═════ RECORDS FOR PROCESSING ═════

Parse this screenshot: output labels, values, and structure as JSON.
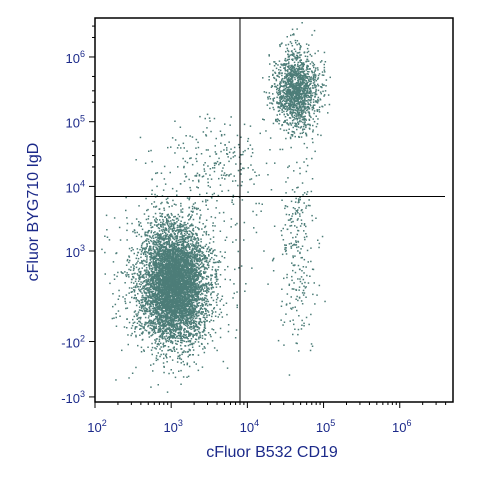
{
  "chart_data": {
    "type": "scatter",
    "title": "",
    "xlabel": "cFluor B532 CD19",
    "ylabel": "cFluor BYG710 IgD",
    "x_scale": "biexponential",
    "y_scale": "biexponential",
    "xlim": [
      100,
      5000000
    ],
    "ylim": [
      -1200,
      4000000
    ],
    "x_ticks": [
      {
        "value": 100,
        "base": "10",
        "exp": "2"
      },
      {
        "value": 1000,
        "base": "10",
        "exp": "3"
      },
      {
        "value": 10000,
        "base": "10",
        "exp": "4"
      },
      {
        "value": 100000,
        "base": "10",
        "exp": "5"
      },
      {
        "value": 1000000,
        "base": "10",
        "exp": "6"
      }
    ],
    "y_ticks": [
      {
        "value": -1000,
        "base": "-10",
        "exp": "3"
      },
      {
        "value": -100,
        "base": "-10",
        "exp": "2"
      },
      {
        "value": 1000,
        "base": "10",
        "exp": "3"
      },
      {
        "value": 10000,
        "base": "10",
        "exp": "4"
      },
      {
        "value": 100000,
        "base": "10",
        "exp": "5"
      },
      {
        "value": 1000000,
        "base": "10",
        "exp": "6"
      }
    ],
    "quadrant_gates": {
      "x": 8000,
      "y": 7000
    },
    "point_color": "#4d7d78",
    "axis_color": "#000000",
    "label_color": "#1c2a8a",
    "grid": false,
    "legend": "none",
    "populations": [
      {
        "center_x": 1100,
        "center_y": 300,
        "spread": "large",
        "relative_density": "very high"
      },
      {
        "center_x": 45000,
        "center_y": 300000,
        "spread": "medium",
        "relative_density": "high"
      },
      {
        "center_x": 3000,
        "center_y": 20000,
        "spread": "diffuse",
        "relative_density": "low"
      },
      {
        "center_x": 45000,
        "center_y": 1000,
        "spread": "diffuse",
        "relative_density": "low"
      }
    ]
  }
}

═════

PROBLEM
Lines holding the word "spread" in the entries above are the ones to pull out. Copy them all.

ANSWER IN FULL
        "spread": "large",
        "spread": "medium",
        "spread": "diffuse",
        "spread": "diffuse",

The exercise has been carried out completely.